## [Задание]
Ответьте по отрывку о «Modern Jazz Quartet», приведенному ниже:
1. Кто занял в ансамбле место Кенни Кларка?
2. В какой форме написана пьеса «Vendome»?
3. Чего требовали выкрики из зала?

## [Отрывок]
+--

Логично предположить, что Джексон должен был учиться у названных мастеров. Но судьба распорядилась иначе. В 40-х годах он увлекся бопом. Подобно Хэмптону, его отличала энергичная манера игры. Он предпочитает законченные мелодические линии, окрашенные сильным вибрато, чем очень напоминает Паркера. Манера исполнения Льюиса была диаметрально противоположной. Его стиль игры на фортепиано исключительно скупой. Временами кажется, что он не играет, а лишь в самых общих чертах дает набросок музыкальной линии. Там, где вибрафон Джексона звучит напористо и динамично, фортепиано Льюиса — задумчиво и сдержанно. Льюис нашел свой стиль, изучая произведения старых мастеров Венеции и Парижа, а Джексон — в клубе Минтона и на 52-й улице. Неудивительно, что Джексон, заметив превосходство Льюиса, забеспокоился. Джо Голдберг в книге «Джазовые мастера 50-х годов» [34] цитирует его слова: «Первоначально это был мой ансамбль… Но Джон вкладывал в него столько сил и времени, что я за ним просто не мог угнаться. Работал он так самозабвенно, что мне пришлось уступить ему руководство. С тех пор Джон отвечает главным образом за все, что мы сделали». Исполнителю на ударных Кенни Кларку тоже не пришлась по душе настойчивость Льюиса, и в конце концов он вышел из ансамбля и впоследствии уехал в Париж. На его место пришел Конни Кэй. На первый взгляд казалось, что исполнители тянут группу в разные стороны. И тем не менее именно сочетание противоположных начал в известной мере объясняет ее успех, художественный и коммерческий. Если музыканты школы Западного побережья — Брубек, Маллиген и другие — находились полностью под влиянием классических европейских форм, то вкусы Джексона не позволяли Льюису заходить в этом плане слишком далеко. Можно с уверенностью утверждать, что квартет Милта Джексона, нацеленный лишь на сопровождение вибрафонных соло, пусть даже блестяще исполняемых Джексоном, никогда бы не добился той славы, которой обладал «Modern Jazz Quartet». Музыканты старались придерживаться золотой середины, и их ансамбль долго пользовался популярностью, оставил богатое творческое наследие.
Не всегда просто было поддерживать это равновесие. Порой из зала слышались выкрики: «Пусть играет „Бэгс" [Джексон]!» Льюис же настаивал на том, что одного солирования вибрафона недостаточно. Его часто обвиняли в злоупотреблении формой в ущерб непосредственности джаза. И иногда обоснованно. К примеру, пьеса «Vendome», написанная в форме фуги, обладала редким изяществом, но все же была лишена той эмоциональности, которая непременно должна присутствовать в джазе. Пассажи Джексона в этой пьесе кажутся скованными, будто он не может освободиться от тесных рамок. Приверженность Льюиса к музыке старых европейских мастеров чувствуется даже в мелочах: «Vendome» звучит в минорной тональности, а завершается мажорным трезвучием. Такой прием был известен только в музыке эпохи Возрождения, но потом исчез из музыкальной практики. В другой полифонической композиции, «Versailles» (кстати, следует отметить пристрастие Льюиса к французским названиям), Джексон, дополняя линию фортепиано, вынужден был удлинять свои цепочки восьмых. Это придает его игре несколько скованный характер. Такую композицию, как «Fontessa», и вообще трудно назвать джазом.

+--

## [Блок данных]
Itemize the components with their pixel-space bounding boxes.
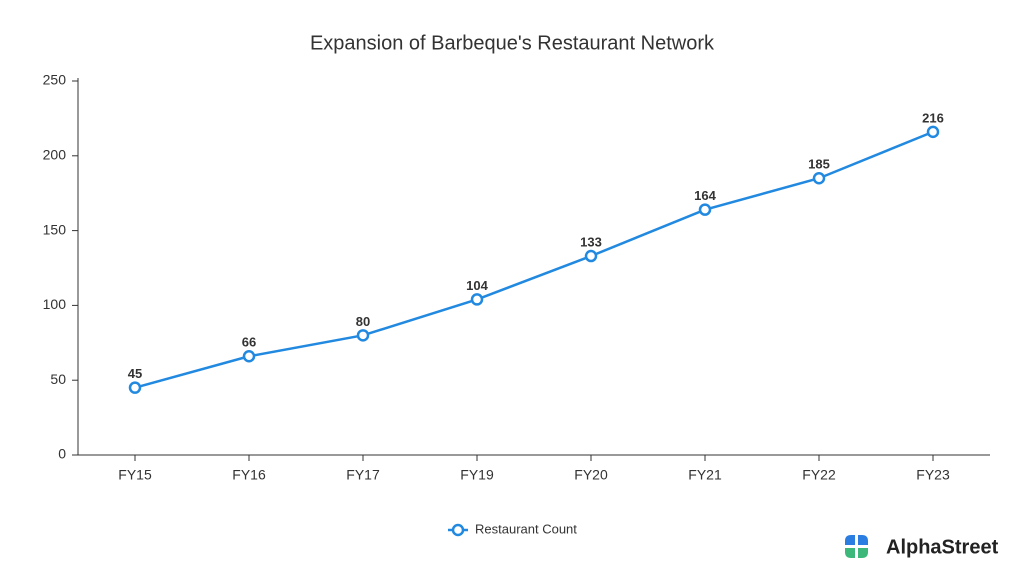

+--

## [Полный ответ]
1. Конни Кэй.
2. В форме фуги.
3. «Пусть играет „Бэгс"», то есть Джексон.